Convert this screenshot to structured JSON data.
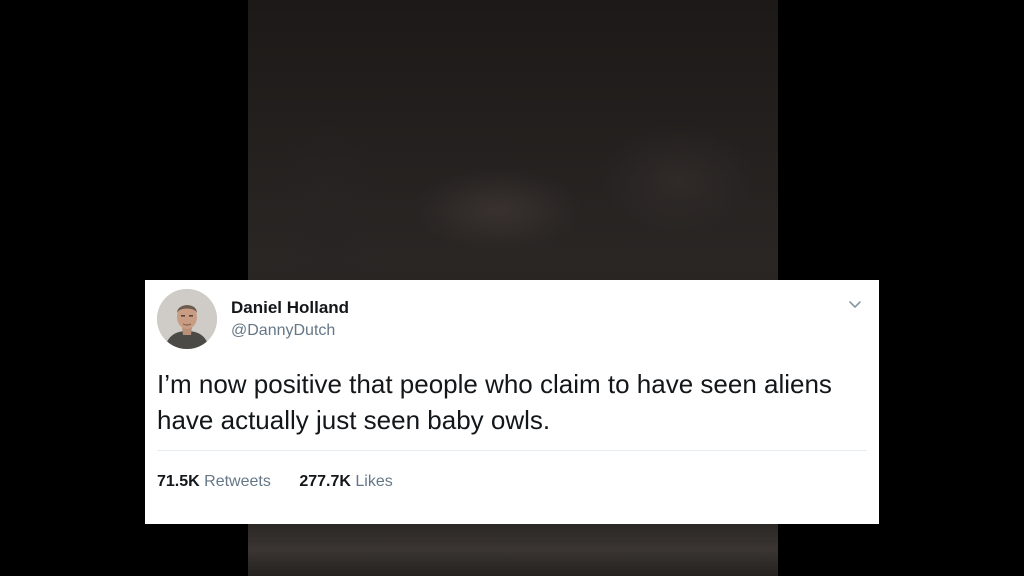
{
  "tweet": {
    "author_name": "Daniel Holland",
    "author_handle": "@DannyDutch",
    "text": "I’m now positive that people who claim to have seen aliens have actually just seen baby owls.",
    "retweets_count": "71.5K",
    "retweets_label": "Retweets",
    "likes_count": "277.7K",
    "likes_label": "Likes",
    "menu_icon": "chevron-down-icon",
    "avatar_icon": "avatar"
  },
  "colors": {
    "text_primary": "#14171a",
    "text_secondary": "#657786",
    "divider": "#e6ecf0",
    "card_background": "#ffffff",
    "page_background": "#000000"
  }
}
+---+
STATED PROBLEM – Exclude the pictures. Write out the remaining data exactly.

THE REPLY –
Convert this screenshot to structured JSON data.
{
  "tweet": {
    "author_name": "Daniel Holland",
    "author_handle": "@DannyDutch",
    "text": "I’m now positive that people who claim to have seen aliens have actually just seen baby owls.",
    "retweets_count": "71.5K",
    "retweets_label": "Retweets",
    "likes_count": "277.7K",
    "likes_label": "Likes",
    "menu_icon": "chevron-down-icon",
    "avatar_icon": "avatar"
  },
  "colors": {
    "text_primary": "#14171a",
    "text_secondary": "#657786",
    "divider": "#e6ecf0",
    "card_background": "#ffffff",
    "page_background": "#000000"
  }
}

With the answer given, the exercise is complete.